### Dataset records
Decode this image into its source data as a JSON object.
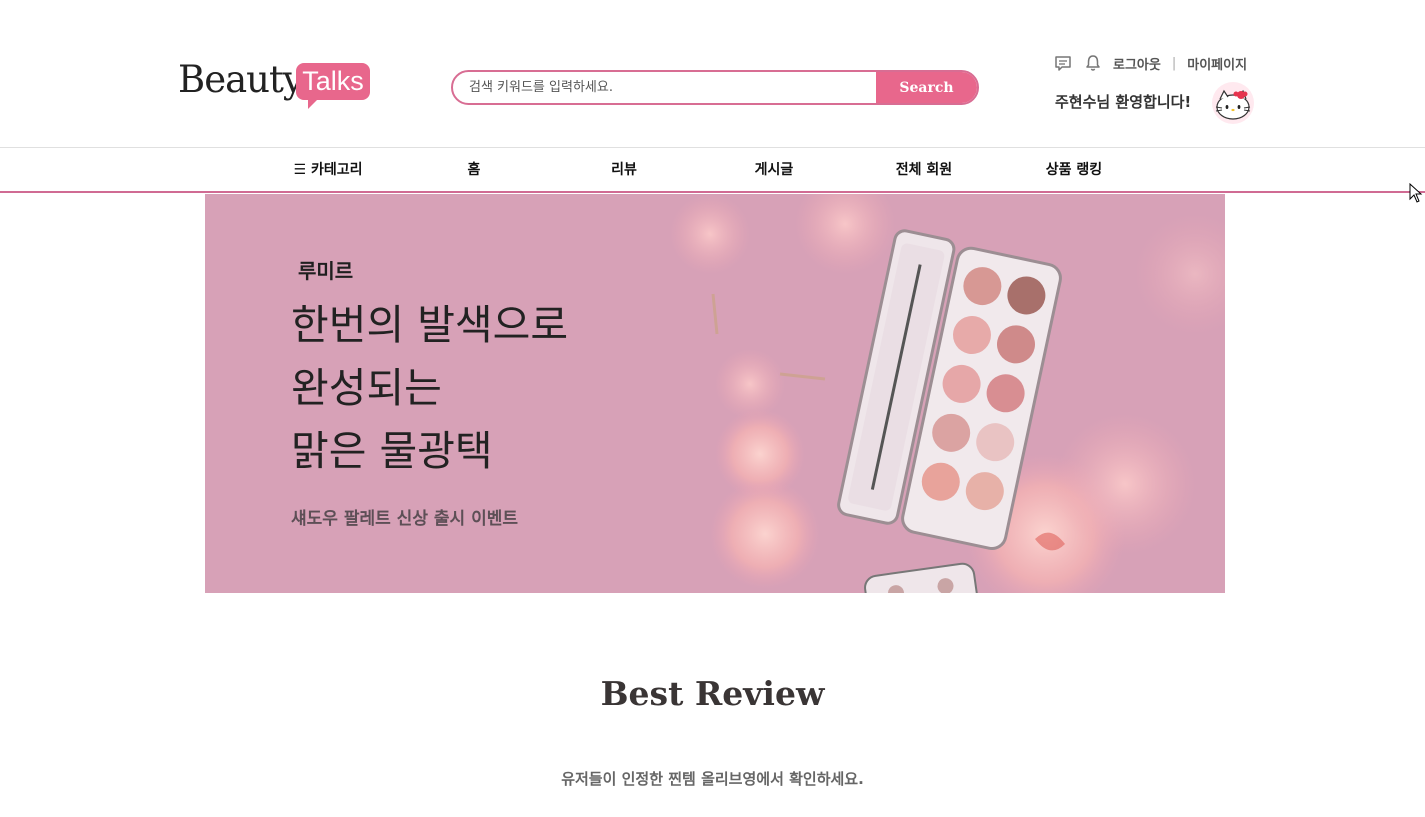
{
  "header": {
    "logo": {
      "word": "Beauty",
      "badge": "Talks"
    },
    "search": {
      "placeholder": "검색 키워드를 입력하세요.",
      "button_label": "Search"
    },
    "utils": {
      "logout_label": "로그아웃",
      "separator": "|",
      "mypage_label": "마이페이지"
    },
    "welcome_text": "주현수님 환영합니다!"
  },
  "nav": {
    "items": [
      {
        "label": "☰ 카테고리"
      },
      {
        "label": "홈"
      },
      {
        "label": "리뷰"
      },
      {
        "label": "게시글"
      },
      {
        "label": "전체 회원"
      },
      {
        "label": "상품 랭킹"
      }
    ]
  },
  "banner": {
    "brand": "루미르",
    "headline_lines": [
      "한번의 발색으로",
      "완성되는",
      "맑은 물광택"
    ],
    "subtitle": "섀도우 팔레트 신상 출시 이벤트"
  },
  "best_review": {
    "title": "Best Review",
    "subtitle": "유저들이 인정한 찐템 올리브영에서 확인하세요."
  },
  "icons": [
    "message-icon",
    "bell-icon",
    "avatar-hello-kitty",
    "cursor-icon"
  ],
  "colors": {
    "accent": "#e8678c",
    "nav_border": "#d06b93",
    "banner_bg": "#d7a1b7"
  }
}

### WRITTEN INSTRUCTION
Tally the lines of the preceding listing in which the word "subtitle" appears; state nothing but the total.

### SOLUTION FOR THIS EXERCISE
2